------ Data to process
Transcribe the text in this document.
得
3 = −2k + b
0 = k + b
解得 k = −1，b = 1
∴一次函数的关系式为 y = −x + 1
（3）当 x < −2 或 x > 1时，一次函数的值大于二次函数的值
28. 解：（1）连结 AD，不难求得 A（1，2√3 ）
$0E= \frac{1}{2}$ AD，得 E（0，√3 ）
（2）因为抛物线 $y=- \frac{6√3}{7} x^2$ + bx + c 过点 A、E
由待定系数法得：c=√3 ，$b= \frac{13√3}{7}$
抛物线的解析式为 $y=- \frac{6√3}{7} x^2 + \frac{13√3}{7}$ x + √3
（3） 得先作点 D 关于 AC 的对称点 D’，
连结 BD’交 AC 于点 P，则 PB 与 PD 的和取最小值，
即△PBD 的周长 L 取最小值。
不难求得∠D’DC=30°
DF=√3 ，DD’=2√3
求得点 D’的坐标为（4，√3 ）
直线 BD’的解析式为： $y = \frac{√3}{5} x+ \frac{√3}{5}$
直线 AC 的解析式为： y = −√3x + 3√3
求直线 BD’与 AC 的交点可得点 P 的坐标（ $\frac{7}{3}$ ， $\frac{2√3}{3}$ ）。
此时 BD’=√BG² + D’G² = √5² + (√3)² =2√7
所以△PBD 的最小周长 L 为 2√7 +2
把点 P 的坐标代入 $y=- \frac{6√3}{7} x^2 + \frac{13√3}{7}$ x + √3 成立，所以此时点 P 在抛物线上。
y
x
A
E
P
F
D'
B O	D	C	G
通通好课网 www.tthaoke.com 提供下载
------------
What is asked: Please repeat the listing above in full and exactly.

Expected answer:
Transcribe the text in this document.
得
3 = −2k + b
0 = k + b
解得 k = −1，b = 1
∴一次函数的关系式为 y = −x + 1
（3）当 x < −2 或 x > 1时，一次函数的值大于二次函数的值
28. 解：（1）连结 AD，不难求得 A（1，2√3 ）
$0E= \frac{1}{2}$ AD，得 E（0，√3 ）
（2）因为抛物线 $y=- \frac{6√3}{7} x^2$ + bx + c 过点 A、E
由待定系数法得：c=√3 ，$b= \frac{13√3}{7}$
抛物线的解析式为 $y=- \frac{6√3}{7} x^2 + \frac{13√3}{7}$ x + √3
（3） 得先作点 D 关于 AC 的对称点 D’，
连结 BD’交 AC 于点 P，则 PB 与 PD 的和取最小值，
即△PBD 的周长 L 取最小值。
不难求得∠D’DC=30°
DF=√3 ，DD’=2√3
求得点 D’的坐标为（4，√3 ）
直线 BD’的解析式为： $y = \frac{√3}{5} x+ \frac{√3}{5}$
直线 AC 的解析式为： y = −√3x + 3√3
求直线 BD’与 AC 的交点可得点 P 的坐标（ $\frac{7}{3}$ ， $\frac{2√3}{3}$ ）。
此时 BD’=√BG² + D’G² = √5² + (√3)² =2√7
所以△PBD 的最小周长 L 为 2√7 +2
把点 P 的坐标代入 $y=- \frac{6√3}{7} x^2 + \frac{13√3}{7}$ x + √3 成立，所以此时点 P 在抛物线上。
y
x
A
E
P
F
D'
B O	D	C	G
通通好课网 www.tthaoke.com 提供下载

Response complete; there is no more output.